▶ [TASK]: Select from the records below every line that has the word "data" in it.
** start **
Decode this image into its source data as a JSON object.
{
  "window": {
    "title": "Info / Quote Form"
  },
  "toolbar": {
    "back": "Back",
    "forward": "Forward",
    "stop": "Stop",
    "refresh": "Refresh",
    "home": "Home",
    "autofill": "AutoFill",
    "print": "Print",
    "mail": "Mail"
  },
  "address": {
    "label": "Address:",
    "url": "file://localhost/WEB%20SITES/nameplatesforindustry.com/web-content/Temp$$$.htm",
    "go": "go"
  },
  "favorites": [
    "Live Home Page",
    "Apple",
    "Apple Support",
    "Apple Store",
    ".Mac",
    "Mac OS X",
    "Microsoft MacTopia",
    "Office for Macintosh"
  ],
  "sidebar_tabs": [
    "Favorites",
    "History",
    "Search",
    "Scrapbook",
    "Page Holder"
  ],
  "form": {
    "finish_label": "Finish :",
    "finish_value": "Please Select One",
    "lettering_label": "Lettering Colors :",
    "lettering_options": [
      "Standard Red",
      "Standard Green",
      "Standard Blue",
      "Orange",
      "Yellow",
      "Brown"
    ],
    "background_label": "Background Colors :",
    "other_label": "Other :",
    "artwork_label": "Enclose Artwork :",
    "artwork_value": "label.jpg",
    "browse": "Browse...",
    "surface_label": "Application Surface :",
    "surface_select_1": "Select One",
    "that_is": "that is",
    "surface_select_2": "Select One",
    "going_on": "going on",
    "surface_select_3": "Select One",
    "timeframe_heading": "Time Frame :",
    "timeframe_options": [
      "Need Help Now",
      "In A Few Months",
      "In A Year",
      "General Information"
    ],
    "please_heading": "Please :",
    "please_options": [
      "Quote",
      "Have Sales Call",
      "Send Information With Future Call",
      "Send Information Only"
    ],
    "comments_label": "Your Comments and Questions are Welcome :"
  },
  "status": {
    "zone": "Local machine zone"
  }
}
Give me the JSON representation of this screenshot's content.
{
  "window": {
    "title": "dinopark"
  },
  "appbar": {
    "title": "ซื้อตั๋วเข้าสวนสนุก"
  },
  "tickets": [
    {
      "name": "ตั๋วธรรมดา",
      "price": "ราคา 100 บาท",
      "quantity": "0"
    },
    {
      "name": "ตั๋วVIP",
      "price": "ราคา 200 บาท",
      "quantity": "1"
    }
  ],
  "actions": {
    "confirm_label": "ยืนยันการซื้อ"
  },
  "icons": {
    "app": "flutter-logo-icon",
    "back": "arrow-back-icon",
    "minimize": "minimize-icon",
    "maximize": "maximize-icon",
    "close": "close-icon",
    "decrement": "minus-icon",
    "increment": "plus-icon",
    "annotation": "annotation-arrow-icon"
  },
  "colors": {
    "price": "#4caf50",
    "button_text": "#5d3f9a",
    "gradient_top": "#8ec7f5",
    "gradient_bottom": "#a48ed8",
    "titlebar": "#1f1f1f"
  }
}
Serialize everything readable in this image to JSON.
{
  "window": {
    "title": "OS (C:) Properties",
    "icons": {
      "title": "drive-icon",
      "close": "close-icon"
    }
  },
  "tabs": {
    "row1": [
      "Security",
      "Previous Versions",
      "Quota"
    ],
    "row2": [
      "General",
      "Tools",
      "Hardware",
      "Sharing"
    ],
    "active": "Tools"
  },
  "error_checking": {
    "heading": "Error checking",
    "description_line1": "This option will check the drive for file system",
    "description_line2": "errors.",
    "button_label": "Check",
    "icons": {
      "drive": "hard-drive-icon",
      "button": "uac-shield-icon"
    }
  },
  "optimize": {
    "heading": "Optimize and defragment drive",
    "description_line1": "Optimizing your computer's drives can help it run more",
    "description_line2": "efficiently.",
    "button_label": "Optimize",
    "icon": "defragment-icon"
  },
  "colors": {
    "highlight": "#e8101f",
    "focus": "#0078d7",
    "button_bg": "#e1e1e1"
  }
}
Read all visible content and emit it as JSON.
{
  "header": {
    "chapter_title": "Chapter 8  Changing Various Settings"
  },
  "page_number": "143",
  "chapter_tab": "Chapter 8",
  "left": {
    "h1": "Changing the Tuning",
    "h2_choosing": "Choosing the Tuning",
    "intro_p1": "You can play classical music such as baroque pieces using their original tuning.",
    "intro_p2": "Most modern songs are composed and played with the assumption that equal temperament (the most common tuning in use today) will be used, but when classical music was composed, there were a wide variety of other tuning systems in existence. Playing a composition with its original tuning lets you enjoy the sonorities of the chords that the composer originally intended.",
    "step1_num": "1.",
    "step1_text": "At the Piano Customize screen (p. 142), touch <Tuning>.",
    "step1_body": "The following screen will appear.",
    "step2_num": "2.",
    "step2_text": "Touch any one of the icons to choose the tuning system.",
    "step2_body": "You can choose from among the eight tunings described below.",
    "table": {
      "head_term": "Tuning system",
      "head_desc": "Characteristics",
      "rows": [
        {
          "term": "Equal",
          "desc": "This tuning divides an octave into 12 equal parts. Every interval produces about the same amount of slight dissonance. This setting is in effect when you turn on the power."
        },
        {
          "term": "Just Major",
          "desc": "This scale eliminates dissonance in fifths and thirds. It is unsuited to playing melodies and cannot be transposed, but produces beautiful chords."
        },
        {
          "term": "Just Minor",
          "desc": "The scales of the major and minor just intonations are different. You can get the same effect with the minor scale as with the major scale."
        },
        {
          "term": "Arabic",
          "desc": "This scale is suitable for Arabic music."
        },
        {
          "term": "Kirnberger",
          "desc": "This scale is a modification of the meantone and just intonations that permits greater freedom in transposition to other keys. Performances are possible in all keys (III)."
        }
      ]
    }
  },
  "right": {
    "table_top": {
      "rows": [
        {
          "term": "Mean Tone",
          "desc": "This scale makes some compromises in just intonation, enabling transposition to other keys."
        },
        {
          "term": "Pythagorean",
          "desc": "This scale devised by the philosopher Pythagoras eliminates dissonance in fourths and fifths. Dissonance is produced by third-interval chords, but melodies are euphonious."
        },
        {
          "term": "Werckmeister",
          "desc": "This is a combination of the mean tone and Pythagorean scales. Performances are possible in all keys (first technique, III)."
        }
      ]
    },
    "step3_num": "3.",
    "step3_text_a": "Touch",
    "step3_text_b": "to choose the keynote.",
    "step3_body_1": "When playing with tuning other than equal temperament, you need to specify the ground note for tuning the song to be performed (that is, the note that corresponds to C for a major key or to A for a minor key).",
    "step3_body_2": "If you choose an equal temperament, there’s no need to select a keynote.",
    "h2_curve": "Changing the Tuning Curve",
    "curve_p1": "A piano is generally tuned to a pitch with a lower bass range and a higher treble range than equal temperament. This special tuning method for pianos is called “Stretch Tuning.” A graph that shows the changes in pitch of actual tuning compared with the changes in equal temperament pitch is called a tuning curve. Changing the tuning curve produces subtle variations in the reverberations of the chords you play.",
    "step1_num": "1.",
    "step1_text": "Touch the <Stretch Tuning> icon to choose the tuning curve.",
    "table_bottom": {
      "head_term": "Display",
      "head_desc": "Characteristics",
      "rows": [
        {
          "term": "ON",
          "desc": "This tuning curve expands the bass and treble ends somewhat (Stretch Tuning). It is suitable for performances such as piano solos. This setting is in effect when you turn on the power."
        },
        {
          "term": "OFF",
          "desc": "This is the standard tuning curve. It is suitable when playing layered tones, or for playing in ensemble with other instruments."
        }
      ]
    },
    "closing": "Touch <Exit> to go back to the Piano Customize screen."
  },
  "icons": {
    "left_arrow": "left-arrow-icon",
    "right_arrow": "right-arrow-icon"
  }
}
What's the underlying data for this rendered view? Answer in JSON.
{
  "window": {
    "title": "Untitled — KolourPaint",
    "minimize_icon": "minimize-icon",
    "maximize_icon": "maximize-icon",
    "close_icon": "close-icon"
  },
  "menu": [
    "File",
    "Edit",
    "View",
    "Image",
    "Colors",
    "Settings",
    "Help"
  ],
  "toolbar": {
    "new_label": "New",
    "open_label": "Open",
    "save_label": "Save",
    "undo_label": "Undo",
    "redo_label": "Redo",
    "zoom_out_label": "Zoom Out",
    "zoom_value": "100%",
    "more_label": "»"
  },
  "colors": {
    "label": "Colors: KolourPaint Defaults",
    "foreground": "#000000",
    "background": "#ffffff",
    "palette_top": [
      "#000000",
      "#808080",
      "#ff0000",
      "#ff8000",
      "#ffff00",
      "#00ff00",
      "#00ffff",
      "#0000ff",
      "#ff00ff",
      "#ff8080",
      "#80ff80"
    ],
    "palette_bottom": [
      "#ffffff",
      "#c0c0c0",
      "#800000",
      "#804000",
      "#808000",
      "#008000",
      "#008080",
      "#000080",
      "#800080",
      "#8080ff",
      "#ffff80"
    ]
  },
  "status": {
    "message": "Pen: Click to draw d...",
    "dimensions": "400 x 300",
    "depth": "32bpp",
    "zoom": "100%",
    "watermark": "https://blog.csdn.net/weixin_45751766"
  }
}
** end **
▶ [CORRECT RESULT]:
Decode this image into its source data as a JSON object.
What's the underlying data for this rendered view? Answer in JSON.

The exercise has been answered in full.